(Directions): Copy every line of the material below verbatim, omitting the pictures.
-------- Extracted data
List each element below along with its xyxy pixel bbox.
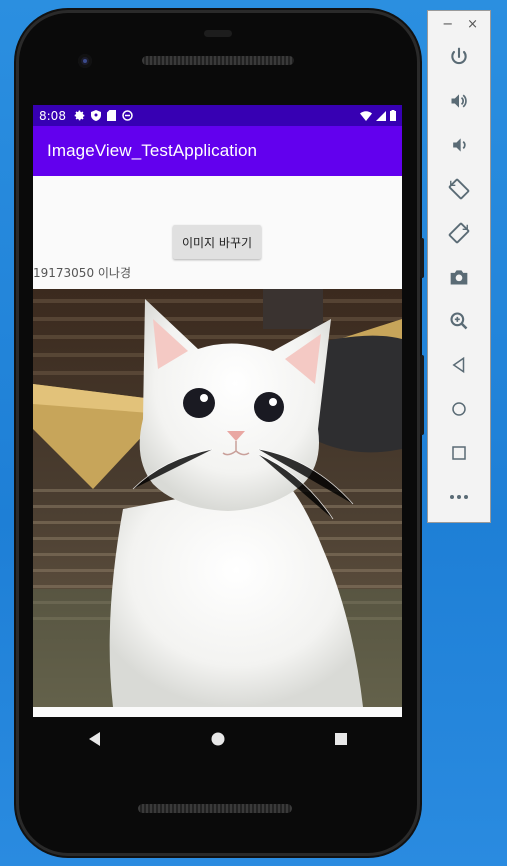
emulator-toolbar: − ×	[427, 10, 491, 523]
front-camera-icon	[78, 54, 92, 68]
home-icon	[452, 402, 466, 416]
shield-icon	[90, 110, 101, 121]
status-bar: 8:08	[33, 105, 402, 126]
overview-icon	[452, 446, 466, 460]
bottom-speaker-grille	[138, 804, 292, 813]
close-button[interactable]: ×	[467, 17, 478, 35]
rotate-right-icon	[448, 222, 470, 244]
home-icon[interactable]	[210, 731, 226, 747]
main-content: 이미지 바꾸기 19173050 이나경	[33, 176, 402, 717]
wifi-icon	[360, 110, 372, 121]
more-icon	[450, 495, 468, 499]
app-bar: ImageView_TestApplication	[33, 126, 402, 176]
back-icon[interactable]	[87, 731, 103, 747]
rotate-left-button[interactable]	[428, 167, 490, 211]
app-title: ImageView_TestApplication	[47, 141, 258, 160]
overview-button[interactable]	[428, 431, 490, 475]
volume-up-button[interactable]	[428, 79, 490, 123]
signal-icon	[376, 110, 386, 121]
camera-icon	[450, 270, 468, 285]
back-button[interactable]	[428, 343, 490, 387]
sd-card-icon	[106, 110, 116, 121]
home-button[interactable]	[428, 387, 490, 431]
rotate-right-button[interactable]	[428, 211, 490, 255]
volume-down-button[interactable]	[428, 123, 490, 167]
battery-icon	[390, 110, 396, 121]
top-slot	[204, 30, 232, 37]
sync-icon	[122, 110, 133, 121]
phone-screen: 8:08 ImageView_TestApplication 이미지 바꾸기 1…	[33, 105, 402, 717]
zoom-button[interactable]	[428, 299, 490, 343]
navigation-bar	[33, 717, 402, 761]
rotate-left-icon	[448, 178, 470, 200]
settings-icon	[74, 110, 85, 121]
minimize-button[interactable]: −	[442, 17, 453, 35]
power-button[interactable]	[428, 35, 490, 79]
student-caption: 19173050 이나경	[33, 266, 132, 280]
volume-down-icon	[453, 138, 466, 152]
cat-image	[33, 289, 402, 707]
power-side-button	[420, 238, 424, 278]
status-time: 8:08	[39, 108, 66, 123]
screenshot-button[interactable]	[428, 255, 490, 299]
change-image-button[interactable]: 이미지 바꾸기	[173, 225, 261, 259]
more-button[interactable]	[428, 475, 490, 519]
back-icon	[452, 356, 465, 374]
volume-up-icon	[451, 94, 467, 108]
volume-side-button	[420, 355, 424, 435]
recents-icon[interactable]	[333, 731, 349, 747]
top-speaker-grille	[142, 56, 294, 65]
power-icon	[451, 47, 467, 65]
zoom-icon	[450, 312, 468, 330]
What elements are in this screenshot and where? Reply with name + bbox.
----------------
(Response below):
List each element below along with its xyxy pixel bbox.
emulator-toolbar: − ×	[427, 10, 491, 523]
front-camera-icon	[78, 54, 92, 68]
home-icon	[452, 402, 466, 416]
shield-icon	[90, 110, 101, 121]
status-bar: 8:08	[33, 105, 402, 126]
overview-icon	[452, 446, 466, 460]
bottom-speaker-grille	[138, 804, 292, 813]
close-button[interactable]: ×	[467, 17, 478, 35]
rotate-right-icon	[448, 222, 470, 244]
home-icon[interactable]	[210, 731, 226, 747]
main-content: 이미지 바꾸기 19173050 이나경	[33, 176, 402, 717]
wifi-icon	[360, 110, 372, 121]
more-icon	[450, 495, 468, 499]
app-bar: ImageView_TestApplication	[33, 126, 402, 176]
back-icon[interactable]	[87, 731, 103, 747]
rotate-left-button[interactable]	[428, 167, 490, 211]
app-title: ImageView_TestApplication	[47, 141, 258, 160]
overview-button[interactable]	[428, 431, 490, 475]
volume-up-button[interactable]	[428, 79, 490, 123]
signal-icon	[376, 110, 386, 121]
camera-icon	[450, 270, 468, 285]
back-button[interactable]	[428, 343, 490, 387]
sd-card-icon	[106, 110, 116, 121]
home-button[interactable]	[428, 387, 490, 431]
rotate-right-button[interactable]	[428, 211, 490, 255]
volume-down-button[interactable]	[428, 123, 490, 167]
battery-icon	[390, 110, 396, 121]
top-slot	[204, 30, 232, 37]
sync-icon	[122, 110, 133, 121]
phone-screen: 8:08 ImageView_TestApplication 이미지 바꾸기 1…	[33, 105, 402, 717]
zoom-button[interactable]	[428, 299, 490, 343]
navigation-bar	[33, 717, 402, 761]
rotate-left-icon	[448, 178, 470, 200]
settings-icon	[74, 110, 85, 121]
minimize-button[interactable]: −	[442, 17, 453, 35]
power-button[interactable]	[428, 35, 490, 79]
student-caption: 19173050 이나경	[33, 266, 132, 280]
volume-down-icon	[453, 138, 466, 152]
cat-image	[33, 289, 402, 707]
power-side-button	[420, 238, 424, 278]
status-time: 8:08	[39, 108, 66, 123]
screenshot-button[interactable]	[428, 255, 490, 299]
change-image-button[interactable]: 이미지 바꾸기	[173, 225, 261, 259]
more-button[interactable]	[428, 475, 490, 519]
back-icon	[452, 356, 465, 374]
volume-up-icon	[451, 94, 467, 108]
volume-side-button	[420, 355, 424, 435]
recents-icon[interactable]	[333, 731, 349, 747]
top-speaker-grille	[142, 56, 294, 65]
power-icon	[451, 47, 467, 65]
zoom-icon	[450, 312, 468, 330]
What elements are in this screenshot and where? Reply with name + bbox.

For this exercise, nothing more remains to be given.